**GIVEN INSTRUCTION**
Every line below must be reproduced exactly. Copy them all.
(begin)
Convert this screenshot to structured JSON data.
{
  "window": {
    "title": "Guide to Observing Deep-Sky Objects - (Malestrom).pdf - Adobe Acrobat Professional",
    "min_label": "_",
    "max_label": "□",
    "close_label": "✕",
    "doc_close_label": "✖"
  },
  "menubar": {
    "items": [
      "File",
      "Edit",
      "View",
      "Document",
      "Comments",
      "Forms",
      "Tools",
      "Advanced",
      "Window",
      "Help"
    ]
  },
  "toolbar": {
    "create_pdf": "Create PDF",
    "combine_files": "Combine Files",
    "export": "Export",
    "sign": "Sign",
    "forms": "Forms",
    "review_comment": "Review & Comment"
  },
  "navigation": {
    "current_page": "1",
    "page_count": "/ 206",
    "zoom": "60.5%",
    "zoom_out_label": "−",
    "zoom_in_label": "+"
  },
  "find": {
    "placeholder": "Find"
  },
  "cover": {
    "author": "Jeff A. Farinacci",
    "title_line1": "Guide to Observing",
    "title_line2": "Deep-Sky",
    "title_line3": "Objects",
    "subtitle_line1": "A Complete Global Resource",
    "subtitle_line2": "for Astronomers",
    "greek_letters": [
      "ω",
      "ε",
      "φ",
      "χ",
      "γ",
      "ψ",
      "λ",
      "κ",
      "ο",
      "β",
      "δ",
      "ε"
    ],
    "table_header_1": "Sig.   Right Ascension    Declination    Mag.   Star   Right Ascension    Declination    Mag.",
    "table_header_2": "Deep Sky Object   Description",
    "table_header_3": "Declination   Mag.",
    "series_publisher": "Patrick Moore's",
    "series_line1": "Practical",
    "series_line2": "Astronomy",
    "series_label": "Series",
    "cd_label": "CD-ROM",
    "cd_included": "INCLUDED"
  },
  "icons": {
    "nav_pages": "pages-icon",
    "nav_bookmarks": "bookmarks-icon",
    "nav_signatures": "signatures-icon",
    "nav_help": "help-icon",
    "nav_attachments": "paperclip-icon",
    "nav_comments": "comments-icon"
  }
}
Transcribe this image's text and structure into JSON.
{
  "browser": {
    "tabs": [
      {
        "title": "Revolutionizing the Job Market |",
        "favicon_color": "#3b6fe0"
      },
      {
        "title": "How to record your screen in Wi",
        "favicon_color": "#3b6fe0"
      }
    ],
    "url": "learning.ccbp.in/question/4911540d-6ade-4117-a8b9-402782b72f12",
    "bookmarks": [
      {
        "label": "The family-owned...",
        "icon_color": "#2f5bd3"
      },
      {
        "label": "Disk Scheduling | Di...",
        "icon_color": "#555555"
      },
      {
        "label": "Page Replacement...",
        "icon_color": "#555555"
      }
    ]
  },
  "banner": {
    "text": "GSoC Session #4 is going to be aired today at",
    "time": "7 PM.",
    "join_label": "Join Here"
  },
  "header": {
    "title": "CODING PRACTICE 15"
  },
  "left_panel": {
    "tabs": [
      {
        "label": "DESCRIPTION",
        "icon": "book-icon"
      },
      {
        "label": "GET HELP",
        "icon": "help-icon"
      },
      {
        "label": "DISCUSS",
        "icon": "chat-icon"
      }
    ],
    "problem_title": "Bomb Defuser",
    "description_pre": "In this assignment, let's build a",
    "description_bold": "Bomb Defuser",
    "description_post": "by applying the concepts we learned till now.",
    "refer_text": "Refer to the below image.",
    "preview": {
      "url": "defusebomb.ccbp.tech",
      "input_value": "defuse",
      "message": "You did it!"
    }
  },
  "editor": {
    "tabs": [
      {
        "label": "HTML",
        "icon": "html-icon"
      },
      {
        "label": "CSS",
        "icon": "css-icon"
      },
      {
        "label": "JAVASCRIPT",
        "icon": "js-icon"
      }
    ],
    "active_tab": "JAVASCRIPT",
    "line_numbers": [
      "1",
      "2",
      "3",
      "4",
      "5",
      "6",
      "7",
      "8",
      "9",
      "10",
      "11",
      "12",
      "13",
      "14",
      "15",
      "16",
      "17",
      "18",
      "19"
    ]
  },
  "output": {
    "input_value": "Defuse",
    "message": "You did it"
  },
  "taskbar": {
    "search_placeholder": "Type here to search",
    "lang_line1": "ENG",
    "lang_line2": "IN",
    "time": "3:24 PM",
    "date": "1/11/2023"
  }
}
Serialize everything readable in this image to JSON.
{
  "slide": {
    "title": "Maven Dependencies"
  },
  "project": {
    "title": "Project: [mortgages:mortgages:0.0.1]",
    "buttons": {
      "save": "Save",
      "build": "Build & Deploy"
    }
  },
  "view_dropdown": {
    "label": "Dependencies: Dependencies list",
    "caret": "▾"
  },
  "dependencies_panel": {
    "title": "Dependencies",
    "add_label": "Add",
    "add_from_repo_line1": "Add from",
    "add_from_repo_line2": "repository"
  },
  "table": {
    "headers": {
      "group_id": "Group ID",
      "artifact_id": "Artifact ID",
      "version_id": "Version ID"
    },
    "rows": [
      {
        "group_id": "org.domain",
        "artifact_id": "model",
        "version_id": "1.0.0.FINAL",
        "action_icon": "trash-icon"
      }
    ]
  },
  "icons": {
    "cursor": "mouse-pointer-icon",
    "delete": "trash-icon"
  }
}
(end)
**ANSWER IN FULL**
Convert this screenshot to structured JSON data.
{
  "window": {
    "title": "Guide to Observing Deep-Sky Objects - (Malestrom).pdf - Adobe Acrobat Professional",
    "min_label": "_",
    "max_label": "□",
    "close_label": "✕",
    "doc_close_label": "✖"
  },
  "menubar": {
    "items": [
      "File",
      "Edit",
      "View",
      "Document",
      "Comments",
      "Forms",
      "Tools",
      "Advanced",
      "Window",
      "Help"
    ]
  },
  "toolbar": {
    "create_pdf": "Create PDF",
    "combine_files": "Combine Files",
    "export": "Export",
    "sign": "Sign",
    "forms": "Forms",
    "review_comment": "Review & Comment"
  },
  "navigation": {
    "current_page": "1",
    "page_count": "/ 206",
    "zoom": "60.5%",
    "zoom_out_label": "−",
    "zoom_in_label": "+"
  },
  "find": {
    "placeholder": "Find"
  },
  "cover": {
    "author": "Jeff A. Farinacci",
    "title_line1": "Guide to Observing",
    "title_line2": "Deep-Sky",
    "title_line3": "Objects",
    "subtitle_line1": "A Complete Global Resource",
    "subtitle_line2": "for Astronomers",
    "greek_letters": [
      "ω",
      "ε",
      "φ",
      "χ",
      "γ",
      "ψ",
      "λ",
      "κ",
      "ο",
      "β",
      "δ",
      "ε"
    ],
    "table_header_1": "Sig.   Right Ascension    Declination    Mag.   Star   Right Ascension    Declination    Mag.",
    "table_header_2": "Deep Sky Object   Description",
    "table_header_3": "Declination   Mag.",
    "series_publisher": "Patrick Moore's",
    "series_line1": "Practical",
    "series_line2": "Astronomy",
    "series_label": "Series",
    "cd_label": "CD-ROM",
    "cd_included": "INCLUDED"
  },
  "icons": {
    "nav_pages": "pages-icon",
    "nav_bookmarks": "bookmarks-icon",
    "nav_signatures": "signatures-icon",
    "nav_help": "help-icon",
    "nav_attachments": "paperclip-icon",
    "nav_comments": "comments-icon"
  }
}
Transcribe this image's text and structure into JSON.
{
  "browser": {
    "tabs": [
      {
        "title": "Revolutionizing the Job Market |",
        "favicon_color": "#3b6fe0"
      },
      {
        "title": "How to record your screen in Wi",
        "favicon_color": "#3b6fe0"
      }
    ],
    "url": "learning.ccbp.in/question/4911540d-6ade-4117-a8b9-402782b72f12",
    "bookmarks": [
      {
        "label": "The family-owned...",
        "icon_color": "#2f5bd3"
      },
      {
        "label": "Disk Scheduling | Di...",
        "icon_color": "#555555"
      },
      {
        "label": "Page Replacement...",
        "icon_color": "#555555"
      }
    ]
  },
  "banner": {
    "text": "GSoC Session #4 is going to be aired today at",
    "time": "7 PM.",
    "join_label": "Join Here"
  },
  "header": {
    "title": "CODING PRACTICE 15"
  },
  "left_panel": {
    "tabs": [
      {
        "label": "DESCRIPTION",
        "icon": "book-icon"
      },
      {
        "label": "GET HELP",
        "icon": "help-icon"
      },
      {
        "label": "DISCUSS",
        "icon": "chat-icon"
      }
    ],
    "problem_title": "Bomb Defuser",
    "description_pre": "In this assignment, let's build a",
    "description_bold": "Bomb Defuser",
    "description_post": "by applying the concepts we learned till now.",
    "refer_text": "Refer to the below image.",
    "preview": {
      "url": "defusebomb.ccbp.tech",
      "input_value": "defuse",
      "message": "You did it!"
    }
  },
  "editor": {
    "tabs": [
      {
        "label": "HTML",
        "icon": "html-icon"
      },
      {
        "label": "CSS",
        "icon": "css-icon"
      },
      {
        "label": "JAVASCRIPT",
        "icon": "js-icon"
      }
    ],
    "active_tab": "JAVASCRIPT",
    "line_numbers": [
      "1",
      "2",
      "3",
      "4",
      "5",
      "6",
      "7",
      "8",
      "9",
      "10",
      "11",
      "12",
      "13",
      "14",
      "15",
      "16",
      "17",
      "18",
      "19"
    ]
  },
  "output": {
    "input_value": "Defuse",
    "message": "You did it"
  },
  "taskbar": {
    "search_placeholder": "Type here to search",
    "lang_line1": "ENG",
    "lang_line2": "IN",
    "time": "3:24 PM",
    "date": "1/11/2023"
  }
}
Serialize everything readable in this image to JSON.
{
  "slide": {
    "title": "Maven Dependencies"
  },
  "project": {
    "title": "Project: [mortgages:mortgages:0.0.1]",
    "buttons": {
      "save": "Save",
      "build": "Build & Deploy"
    }
  },
  "view_dropdown": {
    "label": "Dependencies: Dependencies list",
    "caret": "▾"
  },
  "dependencies_panel": {
    "title": "Dependencies",
    "add_label": "Add",
    "add_from_repo_line1": "Add from",
    "add_from_repo_line2": "repository"
  },
  "table": {
    "headers": {
      "group_id": "Group ID",
      "artifact_id": "Artifact ID",
      "version_id": "Version ID"
    },
    "rows": [
      {
        "group_id": "org.domain",
        "artifact_id": "model",
        "version_id": "1.0.0.FINAL",
        "action_icon": "trash-icon"
      }
    ]
  },
  "icons": {
    "cursor": "mouse-pointer-icon",
    "delete": "trash-icon"
  }
}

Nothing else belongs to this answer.